Reading down the listing below, count the lines where the word "Member" shows up, then give only that count.

⁂

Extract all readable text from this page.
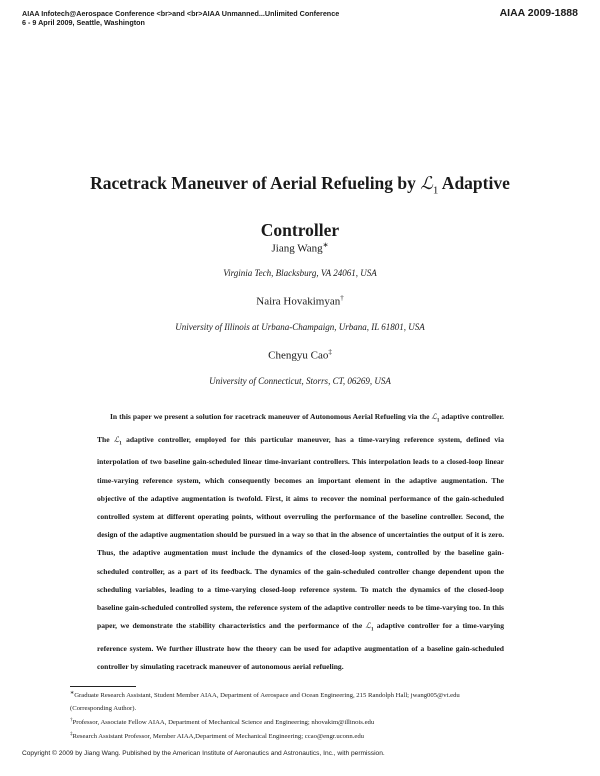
AIAA Infotech@Aerospace Conference <br>and <br>AIAA Unmanned...Unlimited Conference
6 - 9 April 2009, Seattle, Washington
AIAA 2009-1888
Racetrack Maneuver of Aerial Refueling by ℒ$_1$ Adaptive
Controller
Jiang Wang∗
Virginia Tech, Blacksburg, VA 24061, USA
Naira Hovakimyan†
University of Illinois at Urbana-Champaign, Urbana, IL 61801, USA
Chengyu Cao‡
University of Connecticut, Storrs, CT, 06269, USA

In this paper we present a solution for racetrack maneuver of Autonomous Aerial Refueling via the ℒ$_1$ adaptive controller. The ℒ$_1$ adaptive controller, employed for this particular maneuver, has a time-varying reference system, defined via interpolation of two baseline gain-scheduled linear time-invariant controllers. This interpolation leads to a closed-loop linear time-varying reference system, which consequently becomes an important element in the adaptive augmentation. The objective of the adaptive augmentation is twofold. First, it aims to recover the nominal performance of the gain-scheduled controlled system at different operating points, without overruling the performance of the baseline controller. Second, the design of the adaptive augmentation should be pursued in a way so that in the absence of uncertainties the output of it is zero. Thus, the adaptive augmentation must include the dynamics of the closed-loop system, controlled by the baseline gain-scheduled controller, as a part of its feedback. The dynamics of the gain-scheduled controller change dependent upon the scheduling variables, leading to a time-varying closed-loop reference system. To match the dynamics of the closed-loop baseline gain-scheduled controlled system, the reference system of the adaptive controller needs to be time-varying too. In this paper, we demonstrate the stability characteristics and the performance of the ℒ$_1$ adaptive controller for a time-varying reference system. We further illustrate how the theory can be used for adaptive augmentation of a baseline gain-scheduled controller by simulating racetrack maneuver of autonomous aerial refueling.

∗Graduate Research Assistant, Student Member AIAA, Department of Aerospace and Ocean Engineering, 215 Randolph Hall; jwang005@vt.edu

(Corresponding Author).

†Professor, Associate Fellow AIAA, Department of Mechanical Science and Engineering; nhovakim@illinois.edu

‡Research Assistant Professor, Member AIAA,Department of Mechanical Engineering; ccao@engr.uconn.edu

Copyright © 2009 by Jiang Wang. Published by the American Institute of Aeronautics and Astronautics, Inc., with permission.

⁂

**COMPLETE RESPONSE**. 2